Return the entries below in their exact form, leaving the pictures out.
--------
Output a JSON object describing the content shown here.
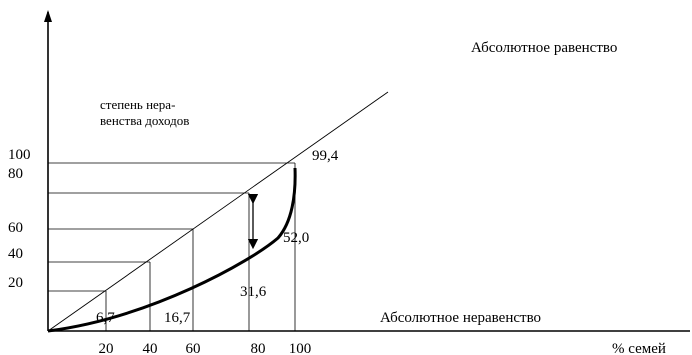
{
  "chart_data": {
    "type": "line",
    "title": "",
    "xlabel": "% семей",
    "ylabel": "",
    "xlim": [
      0,
      100
    ],
    "ylim": [
      0,
      100
    ],
    "x_ticks": [
      "20",
      "40",
      "60",
      "80",
      "100"
    ],
    "y_ticks": [
      "100",
      "80",
      "60",
      "40",
      "20"
    ],
    "series": [
      {
        "name": "Абсолютное равенство",
        "x": [
          0,
          100
        ],
        "y": [
          0,
          100
        ]
      },
      {
        "name": "",
        "x": [
          0,
          20,
          40,
          60,
          80,
          100
        ],
        "y": [
          0,
          6.7,
          16.7,
          31.6,
          52.0,
          99.4
        ]
      }
    ],
    "data_labels": [
      "6,7",
      "16,7",
      "31,6",
      "52,0",
      "99,4"
    ],
    "annotations": {
      "equality": "Абсолютное равенство",
      "inequality": "Абсолютное неравенство",
      "gap_note_line1": "степень нера-",
      "gap_note_line2": "венства доходов"
    },
    "grid": false
  }
}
--------
Written solution |
Output a JSON object describing the content shown here.
{
  "chart_data": {
    "type": "line",
    "title": "",
    "xlabel": "% семей",
    "ylabel": "",
    "xlim": [
      0,
      100
    ],
    "ylim": [
      0,
      100
    ],
    "x_ticks": [
      "20",
      "40",
      "60",
      "80",
      "100"
    ],
    "y_ticks": [
      "100",
      "80",
      "60",
      "40",
      "20"
    ],
    "series": [
      {
        "name": "Абсолютное равенство",
        "x": [
          0,
          100
        ],
        "y": [
          0,
          100
        ]
      },
      {
        "name": "",
        "x": [
          0,
          20,
          40,
          60,
          80,
          100
        ],
        "y": [
          0,
          6.7,
          16.7,
          31.6,
          52.0,
          99.4
        ]
      }
    ],
    "data_labels": [
      "6,7",
      "16,7",
      "31,6",
      "52,0",
      "99,4"
    ],
    "annotations": {
      "equality": "Абсолютное равенство",
      "inequality": "Абсолютное неравенство",
      "gap_note_line1": "степень нера-",
      "gap_note_line2": "венства доходов"
    },
    "grid": false
  }
}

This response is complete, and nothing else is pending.